** begin DATA LISTING **

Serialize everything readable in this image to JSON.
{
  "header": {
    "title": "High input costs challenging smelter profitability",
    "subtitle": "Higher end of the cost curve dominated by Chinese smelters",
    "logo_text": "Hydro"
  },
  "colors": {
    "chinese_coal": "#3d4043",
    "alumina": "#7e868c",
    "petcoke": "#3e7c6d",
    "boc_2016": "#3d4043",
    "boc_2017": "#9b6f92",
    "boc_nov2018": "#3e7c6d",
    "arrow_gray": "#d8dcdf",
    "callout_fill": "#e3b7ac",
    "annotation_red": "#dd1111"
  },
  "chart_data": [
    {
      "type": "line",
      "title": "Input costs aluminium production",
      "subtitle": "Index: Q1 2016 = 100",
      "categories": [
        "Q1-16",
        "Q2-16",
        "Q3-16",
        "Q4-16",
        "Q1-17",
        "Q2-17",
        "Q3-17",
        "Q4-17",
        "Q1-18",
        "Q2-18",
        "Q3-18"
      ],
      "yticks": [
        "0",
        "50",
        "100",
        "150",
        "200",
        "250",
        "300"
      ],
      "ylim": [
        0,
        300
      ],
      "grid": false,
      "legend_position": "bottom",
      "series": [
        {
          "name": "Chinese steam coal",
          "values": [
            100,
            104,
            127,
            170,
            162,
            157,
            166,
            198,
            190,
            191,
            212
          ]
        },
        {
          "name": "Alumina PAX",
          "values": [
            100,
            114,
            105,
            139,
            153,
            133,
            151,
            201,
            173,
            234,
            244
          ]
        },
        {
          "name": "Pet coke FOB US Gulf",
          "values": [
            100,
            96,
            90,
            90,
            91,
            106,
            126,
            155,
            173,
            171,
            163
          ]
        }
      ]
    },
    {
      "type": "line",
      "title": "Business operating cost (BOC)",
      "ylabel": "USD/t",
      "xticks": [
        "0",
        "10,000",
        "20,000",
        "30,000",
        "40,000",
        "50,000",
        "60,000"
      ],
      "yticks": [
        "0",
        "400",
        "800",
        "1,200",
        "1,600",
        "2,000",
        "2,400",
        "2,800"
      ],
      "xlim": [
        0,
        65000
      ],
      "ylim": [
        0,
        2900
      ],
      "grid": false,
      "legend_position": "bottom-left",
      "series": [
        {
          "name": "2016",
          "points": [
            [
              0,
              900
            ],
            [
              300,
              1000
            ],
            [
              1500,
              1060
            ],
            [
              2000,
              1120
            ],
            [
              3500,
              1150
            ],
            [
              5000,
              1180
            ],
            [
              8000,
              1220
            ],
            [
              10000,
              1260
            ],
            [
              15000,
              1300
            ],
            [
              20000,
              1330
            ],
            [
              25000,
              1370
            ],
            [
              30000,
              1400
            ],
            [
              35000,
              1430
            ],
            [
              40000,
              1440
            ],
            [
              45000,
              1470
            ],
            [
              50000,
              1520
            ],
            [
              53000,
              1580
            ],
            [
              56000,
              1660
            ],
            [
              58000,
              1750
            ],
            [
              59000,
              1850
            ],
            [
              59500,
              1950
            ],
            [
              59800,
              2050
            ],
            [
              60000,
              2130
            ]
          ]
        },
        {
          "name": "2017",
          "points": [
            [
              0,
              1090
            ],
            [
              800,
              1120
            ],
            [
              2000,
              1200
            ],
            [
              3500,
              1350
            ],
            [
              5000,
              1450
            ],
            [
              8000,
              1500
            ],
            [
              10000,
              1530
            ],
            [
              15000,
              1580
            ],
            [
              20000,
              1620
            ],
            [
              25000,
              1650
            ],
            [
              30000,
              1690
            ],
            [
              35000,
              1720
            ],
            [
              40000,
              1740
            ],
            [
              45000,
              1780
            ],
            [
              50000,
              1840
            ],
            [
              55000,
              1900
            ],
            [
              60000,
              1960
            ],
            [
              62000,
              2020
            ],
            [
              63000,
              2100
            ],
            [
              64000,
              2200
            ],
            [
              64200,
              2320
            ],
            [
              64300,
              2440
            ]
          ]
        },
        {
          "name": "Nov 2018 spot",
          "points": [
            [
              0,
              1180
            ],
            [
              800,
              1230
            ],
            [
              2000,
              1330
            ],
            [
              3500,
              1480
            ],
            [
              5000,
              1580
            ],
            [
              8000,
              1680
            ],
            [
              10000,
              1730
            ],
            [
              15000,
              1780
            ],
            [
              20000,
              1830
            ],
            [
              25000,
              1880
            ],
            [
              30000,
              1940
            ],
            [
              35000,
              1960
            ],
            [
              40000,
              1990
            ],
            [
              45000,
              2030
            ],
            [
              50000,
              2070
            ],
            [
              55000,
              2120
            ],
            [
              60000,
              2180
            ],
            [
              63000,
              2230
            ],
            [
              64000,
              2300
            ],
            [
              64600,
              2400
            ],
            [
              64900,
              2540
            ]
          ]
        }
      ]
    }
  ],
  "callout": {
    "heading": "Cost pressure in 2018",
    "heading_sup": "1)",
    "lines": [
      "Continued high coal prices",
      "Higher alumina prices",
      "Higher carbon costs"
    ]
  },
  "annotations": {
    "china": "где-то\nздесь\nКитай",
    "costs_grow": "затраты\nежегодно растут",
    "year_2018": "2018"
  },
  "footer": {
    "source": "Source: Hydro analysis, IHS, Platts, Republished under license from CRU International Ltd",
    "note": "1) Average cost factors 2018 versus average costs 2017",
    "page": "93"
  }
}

** end DATA LISTING **

• _SHORT EXERCISE_:
Transcribe all of the material exactly. Omit nothing.

• _SOLUTION TO THE EXERCISE_:
Serialize everything readable in this image to JSON.
{
  "header": {
    "title": "High input costs challenging smelter profitability",
    "subtitle": "Higher end of the cost curve dominated by Chinese smelters",
    "logo_text": "Hydro"
  },
  "colors": {
    "chinese_coal": "#3d4043",
    "alumina": "#7e868c",
    "petcoke": "#3e7c6d",
    "boc_2016": "#3d4043",
    "boc_2017": "#9b6f92",
    "boc_nov2018": "#3e7c6d",
    "arrow_gray": "#d8dcdf",
    "callout_fill": "#e3b7ac",
    "annotation_red": "#dd1111"
  },
  "chart_data": [
    {
      "type": "line",
      "title": "Input costs aluminium production",
      "subtitle": "Index: Q1 2016 = 100",
      "categories": [
        "Q1-16",
        "Q2-16",
        "Q3-16",
        "Q4-16",
        "Q1-17",
        "Q2-17",
        "Q3-17",
        "Q4-17",
        "Q1-18",
        "Q2-18",
        "Q3-18"
      ],
      "yticks": [
        "0",
        "50",
        "100",
        "150",
        "200",
        "250",
        "300"
      ],
      "ylim": [
        0,
        300
      ],
      "grid": false,
      "legend_position": "bottom",
      "series": [
        {
          "name": "Chinese steam coal",
          "values": [
            100,
            104,
            127,
            170,
            162,
            157,
            166,
            198,
            190,
            191,
            212
          ]
        },
        {
          "name": "Alumina PAX",
          "values": [
            100,
            114,
            105,
            139,
            153,
            133,
            151,
            201,
            173,
            234,
            244
          ]
        },
        {
          "name": "Pet coke FOB US Gulf",
          "values": [
            100,
            96,
            90,
            90,
            91,
            106,
            126,
            155,
            173,
            171,
            163
          ]
        }
      ]
    },
    {
      "type": "line",
      "title": "Business operating cost (BOC)",
      "ylabel": "USD/t",
      "xticks": [
        "0",
        "10,000",
        "20,000",
        "30,000",
        "40,000",
        "50,000",
        "60,000"
      ],
      "yticks": [
        "0",
        "400",
        "800",
        "1,200",
        "1,600",
        "2,000",
        "2,400",
        "2,800"
      ],
      "xlim": [
        0,
        65000
      ],
      "ylim": [
        0,
        2900
      ],
      "grid": false,
      "legend_position": "bottom-left",
      "series": [
        {
          "name": "2016",
          "points": [
            [
              0,
              900
            ],
            [
              300,
              1000
            ],
            [
              1500,
              1060
            ],
            [
              2000,
              1120
            ],
            [
              3500,
              1150
            ],
            [
              5000,
              1180
            ],
            [
              8000,
              1220
            ],
            [
              10000,
              1260
            ],
            [
              15000,
              1300
            ],
            [
              20000,
              1330
            ],
            [
              25000,
              1370
            ],
            [
              30000,
              1400
            ],
            [
              35000,
              1430
            ],
            [
              40000,
              1440
            ],
            [
              45000,
              1470
            ],
            [
              50000,
              1520
            ],
            [
              53000,
              1580
            ],
            [
              56000,
              1660
            ],
            [
              58000,
              1750
            ],
            [
              59000,
              1850
            ],
            [
              59500,
              1950
            ],
            [
              59800,
              2050
            ],
            [
              60000,
              2130
            ]
          ]
        },
        {
          "name": "2017",
          "points": [
            [
              0,
              1090
            ],
            [
              800,
              1120
            ],
            [
              2000,
              1200
            ],
            [
              3500,
              1350
            ],
            [
              5000,
              1450
            ],
            [
              8000,
              1500
            ],
            [
              10000,
              1530
            ],
            [
              15000,
              1580
            ],
            [
              20000,
              1620
            ],
            [
              25000,
              1650
            ],
            [
              30000,
              1690
            ],
            [
              35000,
              1720
            ],
            [
              40000,
              1740
            ],
            [
              45000,
              1780
            ],
            [
              50000,
              1840
            ],
            [
              55000,
              1900
            ],
            [
              60000,
              1960
            ],
            [
              62000,
              2020
            ],
            [
              63000,
              2100
            ],
            [
              64000,
              2200
            ],
            [
              64200,
              2320
            ],
            [
              64300,
              2440
            ]
          ]
        },
        {
          "name": "Nov 2018 spot",
          "points": [
            [
              0,
              1180
            ],
            [
              800,
              1230
            ],
            [
              2000,
              1330
            ],
            [
              3500,
              1480
            ],
            [
              5000,
              1580
            ],
            [
              8000,
              1680
            ],
            [
              10000,
              1730
            ],
            [
              15000,
              1780
            ],
            [
              20000,
              1830
            ],
            [
              25000,
              1880
            ],
            [
              30000,
              1940
            ],
            [
              35000,
              1960
            ],
            [
              40000,
              1990
            ],
            [
              45000,
              2030
            ],
            [
              50000,
              2070
            ],
            [
              55000,
              2120
            ],
            [
              60000,
              2180
            ],
            [
              63000,
              2230
            ],
            [
              64000,
              2300
            ],
            [
              64600,
              2400
            ],
            [
              64900,
              2540
            ]
          ]
        }
      ]
    }
  ],
  "callout": {
    "heading": "Cost pressure in 2018",
    "heading_sup": "1)",
    "lines": [
      "Continued high coal prices",
      "Higher alumina prices",
      "Higher carbon costs"
    ]
  },
  "annotations": {
    "china": "где-то\nздесь\nКитай",
    "costs_grow": "затраты\nежегодно растут",
    "year_2018": "2018"
  },
  "footer": {
    "source": "Source: Hydro analysis, IHS, Platts, Republished under license from CRU International Ltd",
    "note": "1) Average cost factors 2018 versus average costs 2017",
    "page": "93"
  }
}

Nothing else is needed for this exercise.